▶ **The request**
Output the entries word for word. Omit images.

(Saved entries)
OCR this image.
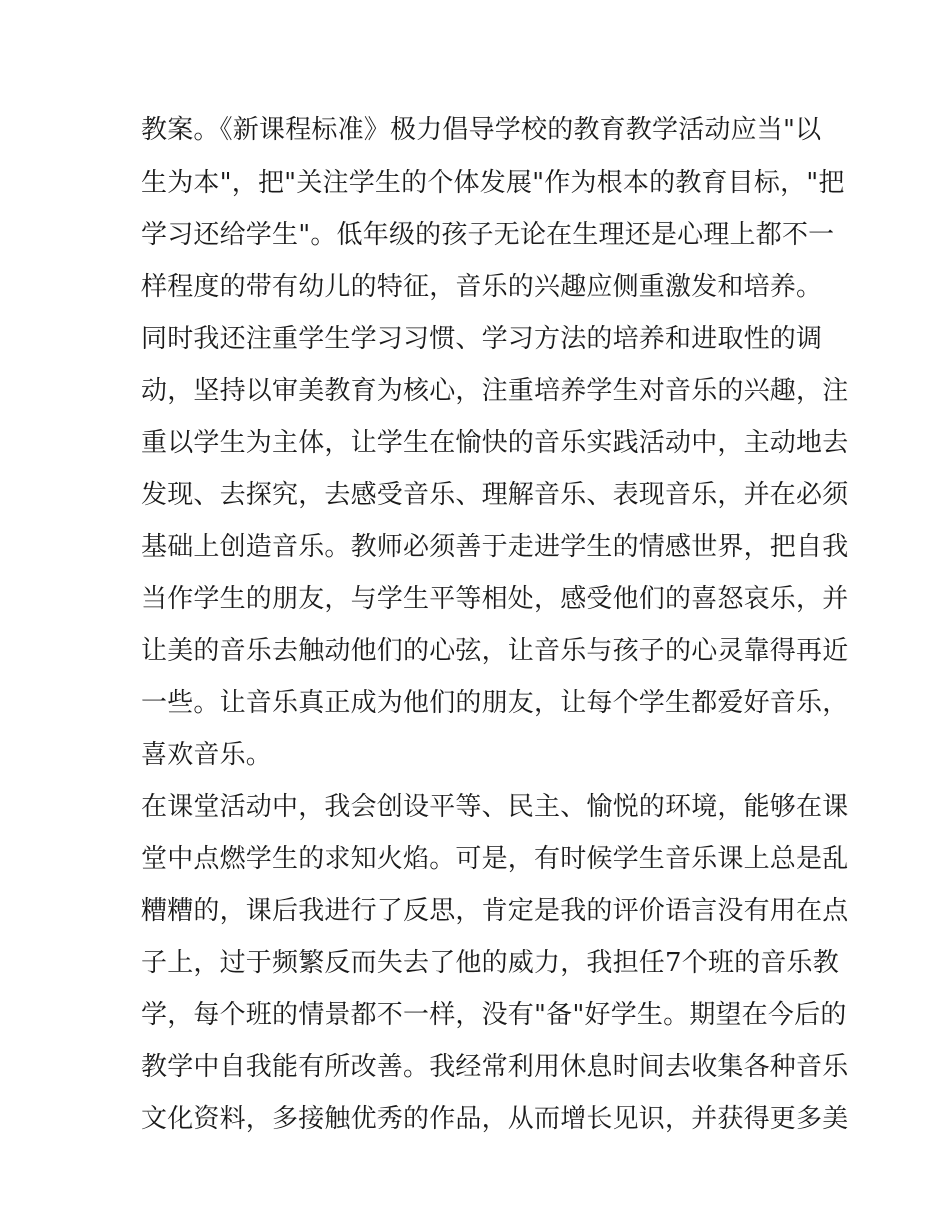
教案。《新课程标准》极力倡导学校的教育教学活动应当"以
生为本"，把"关注学生的个体发展"作为根本的教育目标，"把
学习还给学生"。低年级的孩子无论在生理还是心理上都不一
样程度的带有幼儿的特征，音乐的兴趣应侧重激发和培养。
同时我还注重学生学习习惯、学习方法的培养和进取性的调
动，坚持以审美教育为核心，注重培养学生对音乐的兴趣，注
重以学生为主体，让学生在愉快的音乐实践活动中，主动地去
发现、去探究，去感受音乐、理解音乐、表现音乐，并在必须
基础上创造音乐。教师必须善于走进学生的情感世界，把自我
当作学生的朋友，与学生平等相处，感受他们的喜怒哀乐，并
让美的音乐去触动他们的心弦，让音乐与孩子的心灵靠得再近
一些。让音乐真正成为他们的朋友，让每个学生都爱好音乐，
喜欢音乐。
在课堂活动中，我会创设平等、民主、愉悦的环境，能够在课
堂中点燃学生的求知火焰。可是，有时候学生音乐课上总是乱
糟糟的，课后我进行了反思，肯定是我的评价语言没有用在点
子上，过于频繁反而失去了他的威力，我担任7个班的音乐教
学，每个班的情景都不一样，没有"备"好学生。期望在今后的
教学中自我能有所改善。我经常利用休息时间去收集各种音乐
文化资料，多接触优秀的作品，从而增长见识，并获得更多美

▶ **Result**
OCR this image.
教案。《新课程标准》极力倡导学校的教育教学活动应当"以
生为本"，把"关注学生的个体发展"作为根本的教育目标，"把
学习还给学生"。低年级的孩子无论在生理还是心理上都不一
样程度的带有幼儿的特征，音乐的兴趣应侧重激发和培养。
同时我还注重学生学习习惯、学习方法的培养和进取性的调
动，坚持以审美教育为核心，注重培养学生对音乐的兴趣，注
重以学生为主体，让学生在愉快的音乐实践活动中，主动地去
发现、去探究，去感受音乐、理解音乐、表现音乐，并在必须
基础上创造音乐。教师必须善于走进学生的情感世界，把自我
当作学生的朋友，与学生平等相处，感受他们的喜怒哀乐，并
让美的音乐去触动他们的心弦，让音乐与孩子的心灵靠得再近
一些。让音乐真正成为他们的朋友，让每个学生都爱好音乐，
喜欢音乐。
在课堂活动中，我会创设平等、民主、愉悦的环境，能够在课
堂中点燃学生的求知火焰。可是，有时候学生音乐课上总是乱
糟糟的，课后我进行了反思，肯定是我的评价语言没有用在点
子上，过于频繁反而失去了他的威力，我担任7个班的音乐教
学，每个班的情景都不一样，没有"备"好学生。期望在今后的
教学中自我能有所改善。我经常利用休息时间去收集各种音乐
文化资料，多接触优秀的作品，从而增长见识，并获得更多美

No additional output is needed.